### SUPPLIED RECORDS
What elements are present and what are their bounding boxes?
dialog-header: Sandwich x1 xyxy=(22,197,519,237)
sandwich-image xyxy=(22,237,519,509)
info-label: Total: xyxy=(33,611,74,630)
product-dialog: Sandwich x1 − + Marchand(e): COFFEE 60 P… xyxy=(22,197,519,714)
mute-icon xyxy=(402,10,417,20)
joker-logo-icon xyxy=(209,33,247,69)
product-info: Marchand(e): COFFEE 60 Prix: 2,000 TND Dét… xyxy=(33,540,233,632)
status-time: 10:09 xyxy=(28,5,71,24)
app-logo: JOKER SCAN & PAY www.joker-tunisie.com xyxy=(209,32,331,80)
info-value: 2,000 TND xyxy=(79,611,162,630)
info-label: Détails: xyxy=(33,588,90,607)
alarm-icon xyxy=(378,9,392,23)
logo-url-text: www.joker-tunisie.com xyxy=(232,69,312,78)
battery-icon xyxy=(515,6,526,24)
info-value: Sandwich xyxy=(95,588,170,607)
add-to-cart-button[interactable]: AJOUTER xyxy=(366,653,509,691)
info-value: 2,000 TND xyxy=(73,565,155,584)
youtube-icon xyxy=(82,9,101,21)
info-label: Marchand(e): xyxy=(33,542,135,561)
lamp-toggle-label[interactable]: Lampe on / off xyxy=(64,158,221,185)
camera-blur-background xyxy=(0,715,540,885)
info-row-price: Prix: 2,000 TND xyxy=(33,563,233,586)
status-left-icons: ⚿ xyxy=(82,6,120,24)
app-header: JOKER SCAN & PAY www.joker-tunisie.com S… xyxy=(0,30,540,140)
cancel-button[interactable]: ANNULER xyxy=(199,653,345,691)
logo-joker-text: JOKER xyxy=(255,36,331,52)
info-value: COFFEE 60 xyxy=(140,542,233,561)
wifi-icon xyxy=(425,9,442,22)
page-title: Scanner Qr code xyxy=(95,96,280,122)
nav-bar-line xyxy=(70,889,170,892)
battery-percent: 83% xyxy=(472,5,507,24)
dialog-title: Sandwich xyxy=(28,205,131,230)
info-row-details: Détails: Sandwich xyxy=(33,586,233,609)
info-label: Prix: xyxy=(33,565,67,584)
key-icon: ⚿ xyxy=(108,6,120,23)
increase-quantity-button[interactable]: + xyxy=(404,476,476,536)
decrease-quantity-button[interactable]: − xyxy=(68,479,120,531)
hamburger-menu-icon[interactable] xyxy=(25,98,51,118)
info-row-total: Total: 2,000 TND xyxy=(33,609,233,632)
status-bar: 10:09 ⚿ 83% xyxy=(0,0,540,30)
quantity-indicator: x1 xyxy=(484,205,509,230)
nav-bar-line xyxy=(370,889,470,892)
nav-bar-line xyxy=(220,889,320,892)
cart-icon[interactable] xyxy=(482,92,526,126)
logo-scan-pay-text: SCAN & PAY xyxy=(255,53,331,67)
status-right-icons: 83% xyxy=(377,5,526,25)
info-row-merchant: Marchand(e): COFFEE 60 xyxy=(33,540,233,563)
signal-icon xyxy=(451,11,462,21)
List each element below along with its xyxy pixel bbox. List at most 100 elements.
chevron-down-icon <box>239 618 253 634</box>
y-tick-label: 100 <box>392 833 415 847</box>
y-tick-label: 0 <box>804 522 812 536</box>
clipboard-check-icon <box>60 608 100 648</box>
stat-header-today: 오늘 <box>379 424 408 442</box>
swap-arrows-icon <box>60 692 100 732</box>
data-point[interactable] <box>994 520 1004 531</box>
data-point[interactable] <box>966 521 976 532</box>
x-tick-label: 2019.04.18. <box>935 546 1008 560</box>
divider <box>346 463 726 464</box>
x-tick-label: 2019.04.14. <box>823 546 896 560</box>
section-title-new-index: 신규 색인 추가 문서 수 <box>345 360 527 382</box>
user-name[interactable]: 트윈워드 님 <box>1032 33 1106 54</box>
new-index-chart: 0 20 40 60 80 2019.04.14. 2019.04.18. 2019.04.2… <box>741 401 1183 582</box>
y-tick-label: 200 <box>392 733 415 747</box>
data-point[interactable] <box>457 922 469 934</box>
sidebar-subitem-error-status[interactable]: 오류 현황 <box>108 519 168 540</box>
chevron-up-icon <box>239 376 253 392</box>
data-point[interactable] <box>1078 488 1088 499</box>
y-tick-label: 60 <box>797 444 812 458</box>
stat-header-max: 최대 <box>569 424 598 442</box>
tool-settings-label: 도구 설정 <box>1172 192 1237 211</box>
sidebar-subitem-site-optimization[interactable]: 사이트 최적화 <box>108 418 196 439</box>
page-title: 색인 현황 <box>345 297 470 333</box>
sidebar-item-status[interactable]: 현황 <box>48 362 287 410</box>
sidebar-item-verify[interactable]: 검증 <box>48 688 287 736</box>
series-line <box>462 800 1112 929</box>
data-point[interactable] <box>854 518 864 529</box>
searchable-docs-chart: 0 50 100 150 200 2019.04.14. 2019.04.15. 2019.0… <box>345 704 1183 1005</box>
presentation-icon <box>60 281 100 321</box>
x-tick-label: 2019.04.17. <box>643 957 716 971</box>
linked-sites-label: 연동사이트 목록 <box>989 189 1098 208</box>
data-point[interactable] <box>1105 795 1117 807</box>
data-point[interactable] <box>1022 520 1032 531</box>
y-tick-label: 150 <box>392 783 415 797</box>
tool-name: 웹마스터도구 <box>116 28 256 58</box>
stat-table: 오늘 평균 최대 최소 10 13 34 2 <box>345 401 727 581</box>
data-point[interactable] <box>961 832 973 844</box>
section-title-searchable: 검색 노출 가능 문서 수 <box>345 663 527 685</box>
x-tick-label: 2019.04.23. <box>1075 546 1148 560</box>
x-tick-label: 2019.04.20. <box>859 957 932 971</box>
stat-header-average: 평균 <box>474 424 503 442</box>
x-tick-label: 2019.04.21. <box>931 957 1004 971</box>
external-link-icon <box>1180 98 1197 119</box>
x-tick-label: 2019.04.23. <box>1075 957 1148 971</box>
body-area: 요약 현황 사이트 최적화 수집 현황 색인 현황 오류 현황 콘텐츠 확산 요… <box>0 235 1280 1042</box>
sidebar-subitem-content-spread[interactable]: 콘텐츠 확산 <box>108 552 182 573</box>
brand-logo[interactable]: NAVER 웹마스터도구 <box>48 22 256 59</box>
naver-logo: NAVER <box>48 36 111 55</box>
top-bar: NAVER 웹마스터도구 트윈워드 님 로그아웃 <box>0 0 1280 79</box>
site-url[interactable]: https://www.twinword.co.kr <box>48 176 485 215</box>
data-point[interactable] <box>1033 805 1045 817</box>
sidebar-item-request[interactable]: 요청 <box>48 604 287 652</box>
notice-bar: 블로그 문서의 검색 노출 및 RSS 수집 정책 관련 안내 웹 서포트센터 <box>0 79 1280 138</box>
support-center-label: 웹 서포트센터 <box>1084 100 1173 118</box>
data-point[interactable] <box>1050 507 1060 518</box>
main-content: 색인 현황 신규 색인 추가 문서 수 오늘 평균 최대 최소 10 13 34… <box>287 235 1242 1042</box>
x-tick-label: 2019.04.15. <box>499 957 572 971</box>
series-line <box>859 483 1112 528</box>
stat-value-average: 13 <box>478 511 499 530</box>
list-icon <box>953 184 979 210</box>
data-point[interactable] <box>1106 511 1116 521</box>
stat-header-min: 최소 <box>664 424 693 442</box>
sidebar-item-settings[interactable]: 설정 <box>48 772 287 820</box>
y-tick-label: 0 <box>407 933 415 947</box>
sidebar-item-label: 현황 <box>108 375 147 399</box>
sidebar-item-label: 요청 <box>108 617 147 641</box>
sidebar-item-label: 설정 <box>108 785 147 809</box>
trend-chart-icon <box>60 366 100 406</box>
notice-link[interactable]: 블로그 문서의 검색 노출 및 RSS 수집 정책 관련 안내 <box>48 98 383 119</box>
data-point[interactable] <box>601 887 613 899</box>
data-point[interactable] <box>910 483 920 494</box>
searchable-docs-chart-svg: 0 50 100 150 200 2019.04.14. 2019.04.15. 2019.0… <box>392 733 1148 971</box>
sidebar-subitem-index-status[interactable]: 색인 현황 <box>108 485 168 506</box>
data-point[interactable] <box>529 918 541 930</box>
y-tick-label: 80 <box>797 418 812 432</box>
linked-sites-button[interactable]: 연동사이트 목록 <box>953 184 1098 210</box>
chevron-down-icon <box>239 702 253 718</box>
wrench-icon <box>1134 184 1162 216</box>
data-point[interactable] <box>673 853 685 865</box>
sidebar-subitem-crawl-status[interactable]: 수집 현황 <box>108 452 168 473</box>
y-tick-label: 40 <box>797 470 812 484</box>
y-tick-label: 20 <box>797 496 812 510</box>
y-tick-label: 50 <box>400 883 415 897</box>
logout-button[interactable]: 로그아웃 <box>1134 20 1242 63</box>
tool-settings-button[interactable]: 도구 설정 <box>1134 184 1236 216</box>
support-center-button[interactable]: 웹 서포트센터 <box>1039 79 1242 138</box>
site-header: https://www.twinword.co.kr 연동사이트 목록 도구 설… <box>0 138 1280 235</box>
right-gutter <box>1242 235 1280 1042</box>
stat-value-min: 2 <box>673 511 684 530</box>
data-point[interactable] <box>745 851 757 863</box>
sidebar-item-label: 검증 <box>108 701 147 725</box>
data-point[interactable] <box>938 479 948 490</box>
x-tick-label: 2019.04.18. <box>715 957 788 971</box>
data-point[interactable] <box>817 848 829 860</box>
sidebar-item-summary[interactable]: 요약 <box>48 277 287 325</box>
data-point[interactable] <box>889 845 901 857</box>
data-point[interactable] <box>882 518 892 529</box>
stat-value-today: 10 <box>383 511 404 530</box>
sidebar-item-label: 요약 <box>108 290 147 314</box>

### TASK OBJECTIVE
Write out again, word for word, everything from the first of the lines above down to and including the line that contains "product-dialog: Sandwich x1".

### ANSWER TO THIS EXERCISE
What elements are present and what are their bounding boxes?
dialog-header: Sandwich x1 xyxy=(22,197,519,237)
sandwich-image xyxy=(22,237,519,509)
info-label: Total: xyxy=(33,611,74,630)
product-dialog: Sandwich x1 − + Marchand(e): COFFEE 60 P… xyxy=(22,197,519,714)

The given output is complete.